## START Information shown

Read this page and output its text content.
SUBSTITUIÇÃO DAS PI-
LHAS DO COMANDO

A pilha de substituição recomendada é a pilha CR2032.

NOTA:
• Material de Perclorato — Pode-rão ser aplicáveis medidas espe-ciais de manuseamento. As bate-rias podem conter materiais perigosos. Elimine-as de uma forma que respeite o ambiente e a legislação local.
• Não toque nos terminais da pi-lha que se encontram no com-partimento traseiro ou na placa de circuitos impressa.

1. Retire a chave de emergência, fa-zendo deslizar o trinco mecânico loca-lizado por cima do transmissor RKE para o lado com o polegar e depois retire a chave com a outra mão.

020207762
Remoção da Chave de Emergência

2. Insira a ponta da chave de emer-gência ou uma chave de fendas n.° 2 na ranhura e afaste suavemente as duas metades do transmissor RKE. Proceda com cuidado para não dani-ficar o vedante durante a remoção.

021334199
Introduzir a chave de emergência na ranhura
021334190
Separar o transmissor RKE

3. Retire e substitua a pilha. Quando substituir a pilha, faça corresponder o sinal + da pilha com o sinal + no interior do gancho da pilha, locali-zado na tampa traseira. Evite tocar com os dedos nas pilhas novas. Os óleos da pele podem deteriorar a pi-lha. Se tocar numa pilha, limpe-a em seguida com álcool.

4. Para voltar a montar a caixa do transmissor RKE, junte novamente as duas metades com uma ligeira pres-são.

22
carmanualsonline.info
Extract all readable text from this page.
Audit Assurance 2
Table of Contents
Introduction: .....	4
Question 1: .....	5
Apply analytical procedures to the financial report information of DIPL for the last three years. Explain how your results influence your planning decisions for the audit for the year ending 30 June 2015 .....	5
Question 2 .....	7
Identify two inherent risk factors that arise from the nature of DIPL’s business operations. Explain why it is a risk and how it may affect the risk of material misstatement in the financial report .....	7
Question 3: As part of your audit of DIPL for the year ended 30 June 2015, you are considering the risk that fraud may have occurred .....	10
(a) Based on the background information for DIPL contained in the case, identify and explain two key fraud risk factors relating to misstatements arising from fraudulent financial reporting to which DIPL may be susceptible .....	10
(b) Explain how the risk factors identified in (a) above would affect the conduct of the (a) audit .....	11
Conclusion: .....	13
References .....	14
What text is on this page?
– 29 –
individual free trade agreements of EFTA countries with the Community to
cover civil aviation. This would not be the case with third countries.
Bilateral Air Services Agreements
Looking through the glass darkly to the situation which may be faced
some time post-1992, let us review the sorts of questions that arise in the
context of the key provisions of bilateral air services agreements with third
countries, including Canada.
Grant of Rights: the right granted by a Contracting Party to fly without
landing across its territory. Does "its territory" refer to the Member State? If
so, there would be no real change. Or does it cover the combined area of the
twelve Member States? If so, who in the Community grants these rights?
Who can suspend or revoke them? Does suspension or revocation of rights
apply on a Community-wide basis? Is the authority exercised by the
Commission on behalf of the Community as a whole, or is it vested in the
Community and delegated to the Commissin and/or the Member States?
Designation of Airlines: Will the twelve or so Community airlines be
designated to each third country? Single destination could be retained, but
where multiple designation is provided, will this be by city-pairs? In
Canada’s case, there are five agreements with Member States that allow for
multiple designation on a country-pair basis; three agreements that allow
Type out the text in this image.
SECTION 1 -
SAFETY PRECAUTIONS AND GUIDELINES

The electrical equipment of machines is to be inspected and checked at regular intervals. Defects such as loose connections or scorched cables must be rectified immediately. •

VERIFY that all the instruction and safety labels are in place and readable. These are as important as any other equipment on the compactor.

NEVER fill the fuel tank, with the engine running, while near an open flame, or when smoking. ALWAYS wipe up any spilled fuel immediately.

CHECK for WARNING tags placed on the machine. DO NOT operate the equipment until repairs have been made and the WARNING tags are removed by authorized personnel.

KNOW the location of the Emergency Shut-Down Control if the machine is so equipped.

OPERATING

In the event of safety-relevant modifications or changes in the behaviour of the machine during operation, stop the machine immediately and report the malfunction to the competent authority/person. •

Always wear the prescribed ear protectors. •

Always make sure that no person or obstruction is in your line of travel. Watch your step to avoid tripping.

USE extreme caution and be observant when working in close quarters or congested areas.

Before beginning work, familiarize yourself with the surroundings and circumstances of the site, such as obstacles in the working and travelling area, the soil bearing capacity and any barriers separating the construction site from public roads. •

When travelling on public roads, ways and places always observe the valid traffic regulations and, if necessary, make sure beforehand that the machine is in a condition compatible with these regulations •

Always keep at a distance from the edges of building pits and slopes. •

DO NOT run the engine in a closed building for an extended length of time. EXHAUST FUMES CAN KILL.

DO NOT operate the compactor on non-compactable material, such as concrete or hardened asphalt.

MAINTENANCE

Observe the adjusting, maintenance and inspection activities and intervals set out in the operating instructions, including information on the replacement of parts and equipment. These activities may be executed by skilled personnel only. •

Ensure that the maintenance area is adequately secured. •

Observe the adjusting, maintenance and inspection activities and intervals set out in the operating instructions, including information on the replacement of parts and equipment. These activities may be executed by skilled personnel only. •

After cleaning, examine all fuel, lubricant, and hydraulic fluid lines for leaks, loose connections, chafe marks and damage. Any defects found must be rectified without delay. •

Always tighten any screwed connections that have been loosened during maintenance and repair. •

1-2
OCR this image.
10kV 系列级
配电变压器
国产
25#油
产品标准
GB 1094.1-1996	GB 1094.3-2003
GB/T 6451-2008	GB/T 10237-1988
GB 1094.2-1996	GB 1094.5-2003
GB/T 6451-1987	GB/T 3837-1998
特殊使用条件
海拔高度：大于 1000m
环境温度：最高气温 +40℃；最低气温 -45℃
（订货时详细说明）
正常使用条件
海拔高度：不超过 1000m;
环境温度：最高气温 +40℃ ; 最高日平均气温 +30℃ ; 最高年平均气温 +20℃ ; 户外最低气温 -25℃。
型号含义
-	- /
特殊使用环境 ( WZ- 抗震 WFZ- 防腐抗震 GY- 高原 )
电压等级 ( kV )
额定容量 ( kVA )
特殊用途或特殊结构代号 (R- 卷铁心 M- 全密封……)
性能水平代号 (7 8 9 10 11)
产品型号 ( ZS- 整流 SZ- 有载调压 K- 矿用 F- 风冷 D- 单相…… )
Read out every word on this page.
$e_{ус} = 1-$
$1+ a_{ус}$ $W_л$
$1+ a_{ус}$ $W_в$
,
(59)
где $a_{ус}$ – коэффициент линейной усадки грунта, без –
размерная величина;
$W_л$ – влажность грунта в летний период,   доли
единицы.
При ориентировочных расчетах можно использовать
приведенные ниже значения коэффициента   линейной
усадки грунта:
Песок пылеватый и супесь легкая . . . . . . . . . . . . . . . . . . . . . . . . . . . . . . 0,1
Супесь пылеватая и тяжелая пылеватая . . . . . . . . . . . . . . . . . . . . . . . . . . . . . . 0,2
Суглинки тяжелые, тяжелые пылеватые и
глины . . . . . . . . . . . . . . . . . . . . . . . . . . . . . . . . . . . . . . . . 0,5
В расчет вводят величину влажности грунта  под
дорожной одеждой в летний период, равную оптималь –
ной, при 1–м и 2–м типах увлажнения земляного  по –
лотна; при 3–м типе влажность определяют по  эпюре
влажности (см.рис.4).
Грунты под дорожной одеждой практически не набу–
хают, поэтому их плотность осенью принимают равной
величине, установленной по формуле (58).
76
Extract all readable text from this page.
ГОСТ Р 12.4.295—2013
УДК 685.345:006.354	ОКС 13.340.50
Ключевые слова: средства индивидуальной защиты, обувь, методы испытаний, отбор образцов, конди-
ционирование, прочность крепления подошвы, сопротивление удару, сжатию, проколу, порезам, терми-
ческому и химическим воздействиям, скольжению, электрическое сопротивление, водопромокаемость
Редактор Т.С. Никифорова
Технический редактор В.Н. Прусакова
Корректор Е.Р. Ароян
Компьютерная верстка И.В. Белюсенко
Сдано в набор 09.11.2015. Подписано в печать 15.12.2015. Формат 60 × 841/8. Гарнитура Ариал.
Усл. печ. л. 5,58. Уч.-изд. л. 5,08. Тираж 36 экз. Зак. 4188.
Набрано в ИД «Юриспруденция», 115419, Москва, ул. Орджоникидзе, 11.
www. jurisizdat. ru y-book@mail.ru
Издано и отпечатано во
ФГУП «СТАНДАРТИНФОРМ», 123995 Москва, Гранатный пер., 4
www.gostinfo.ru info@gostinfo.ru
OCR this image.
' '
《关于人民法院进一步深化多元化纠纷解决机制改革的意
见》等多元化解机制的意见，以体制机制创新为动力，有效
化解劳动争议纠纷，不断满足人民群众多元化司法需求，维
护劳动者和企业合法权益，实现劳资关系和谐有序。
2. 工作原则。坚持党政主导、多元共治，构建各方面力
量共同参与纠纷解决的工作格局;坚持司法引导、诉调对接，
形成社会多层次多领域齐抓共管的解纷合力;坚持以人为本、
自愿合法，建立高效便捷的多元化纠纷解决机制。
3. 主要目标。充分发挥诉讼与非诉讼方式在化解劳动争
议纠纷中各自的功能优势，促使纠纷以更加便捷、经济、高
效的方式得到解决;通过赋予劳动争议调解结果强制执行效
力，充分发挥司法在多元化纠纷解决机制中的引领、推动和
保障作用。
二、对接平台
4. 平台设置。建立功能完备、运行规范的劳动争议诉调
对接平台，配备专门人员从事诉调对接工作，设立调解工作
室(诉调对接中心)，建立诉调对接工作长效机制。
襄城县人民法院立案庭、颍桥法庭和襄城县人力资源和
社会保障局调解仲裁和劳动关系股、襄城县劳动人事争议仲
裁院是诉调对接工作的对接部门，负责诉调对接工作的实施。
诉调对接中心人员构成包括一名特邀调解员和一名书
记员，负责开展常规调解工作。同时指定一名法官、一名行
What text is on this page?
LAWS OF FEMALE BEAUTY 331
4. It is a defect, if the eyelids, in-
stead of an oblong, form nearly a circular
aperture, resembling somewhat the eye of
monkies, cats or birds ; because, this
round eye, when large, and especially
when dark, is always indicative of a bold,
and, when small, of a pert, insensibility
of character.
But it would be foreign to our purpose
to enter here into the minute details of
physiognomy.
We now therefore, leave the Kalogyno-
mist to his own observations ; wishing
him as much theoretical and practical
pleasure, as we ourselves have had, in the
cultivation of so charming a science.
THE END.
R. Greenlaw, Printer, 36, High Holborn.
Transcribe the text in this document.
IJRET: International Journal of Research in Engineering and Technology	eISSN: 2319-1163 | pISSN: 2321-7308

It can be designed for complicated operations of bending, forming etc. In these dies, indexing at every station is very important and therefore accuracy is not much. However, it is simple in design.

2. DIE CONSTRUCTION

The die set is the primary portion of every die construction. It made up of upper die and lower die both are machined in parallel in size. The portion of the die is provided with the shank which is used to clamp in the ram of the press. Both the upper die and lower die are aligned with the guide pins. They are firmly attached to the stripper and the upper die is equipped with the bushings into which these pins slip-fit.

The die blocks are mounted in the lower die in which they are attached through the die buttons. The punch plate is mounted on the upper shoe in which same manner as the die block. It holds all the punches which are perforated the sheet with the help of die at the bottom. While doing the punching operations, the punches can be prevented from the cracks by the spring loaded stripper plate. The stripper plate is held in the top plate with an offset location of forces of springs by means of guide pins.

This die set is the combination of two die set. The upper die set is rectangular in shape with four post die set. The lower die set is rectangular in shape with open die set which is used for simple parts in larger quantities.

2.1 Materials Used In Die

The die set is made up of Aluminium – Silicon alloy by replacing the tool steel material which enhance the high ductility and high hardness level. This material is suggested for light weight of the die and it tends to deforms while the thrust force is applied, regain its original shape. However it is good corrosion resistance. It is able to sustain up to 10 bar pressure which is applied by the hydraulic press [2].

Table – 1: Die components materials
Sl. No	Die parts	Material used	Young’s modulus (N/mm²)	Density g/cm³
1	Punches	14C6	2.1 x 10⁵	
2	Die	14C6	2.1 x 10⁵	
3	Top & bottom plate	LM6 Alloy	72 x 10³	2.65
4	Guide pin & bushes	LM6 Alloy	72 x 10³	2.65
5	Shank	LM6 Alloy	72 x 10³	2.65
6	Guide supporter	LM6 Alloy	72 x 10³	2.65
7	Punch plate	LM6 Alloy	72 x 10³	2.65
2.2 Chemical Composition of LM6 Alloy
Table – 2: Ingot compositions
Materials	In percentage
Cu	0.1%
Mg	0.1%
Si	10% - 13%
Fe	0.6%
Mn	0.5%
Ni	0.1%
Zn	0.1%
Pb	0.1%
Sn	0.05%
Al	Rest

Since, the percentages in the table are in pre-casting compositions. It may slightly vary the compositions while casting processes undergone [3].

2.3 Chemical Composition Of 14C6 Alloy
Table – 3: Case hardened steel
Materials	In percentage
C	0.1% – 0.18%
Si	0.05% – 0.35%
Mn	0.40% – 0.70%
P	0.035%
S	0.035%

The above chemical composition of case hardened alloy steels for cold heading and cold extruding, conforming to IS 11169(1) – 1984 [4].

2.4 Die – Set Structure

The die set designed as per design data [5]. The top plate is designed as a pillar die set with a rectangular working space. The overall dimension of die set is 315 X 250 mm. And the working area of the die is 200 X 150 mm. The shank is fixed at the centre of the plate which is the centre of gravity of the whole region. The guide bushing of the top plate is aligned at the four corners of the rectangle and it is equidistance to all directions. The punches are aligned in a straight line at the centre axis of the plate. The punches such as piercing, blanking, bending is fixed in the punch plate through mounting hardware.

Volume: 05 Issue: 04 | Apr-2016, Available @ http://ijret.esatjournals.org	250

## END Information shown

What to do :: Locate all lines that include the word "such" and copy them out.

The completed task ::
The electrical equipment of machines is to be inspected and checked at regular intervals. Defects such as loose connections or scorched cables must be rectified immediately. •
Before beginning work, familiarize yourself with the surroundings and circumstances of the site, such as obstacles in the working and travelling area, the soil bearing capacity and any barriers separating the construction site from public roads. •
DO NOT operate the compactor on non-compactable material, such as concrete or hardened asphalt.
The die set designed as per design data [5]. The top plate is designed as a pillar die set with a rectangular working space. The overall dimension of die set is 315 X 250 mm. And the working area of the die is 200 X 150 mm. The shank is fixed at the centre of the plate which is the centre of gravity of the whole region. The guide bushing of the top plate is aligned at the four corners of the rectangle and it is equidistance to all directions. The punches are aligned in a straight line at the centre axis of the plate. The punches such as piercing, blanking, bending is fixed in the punch plate through mounting hardware.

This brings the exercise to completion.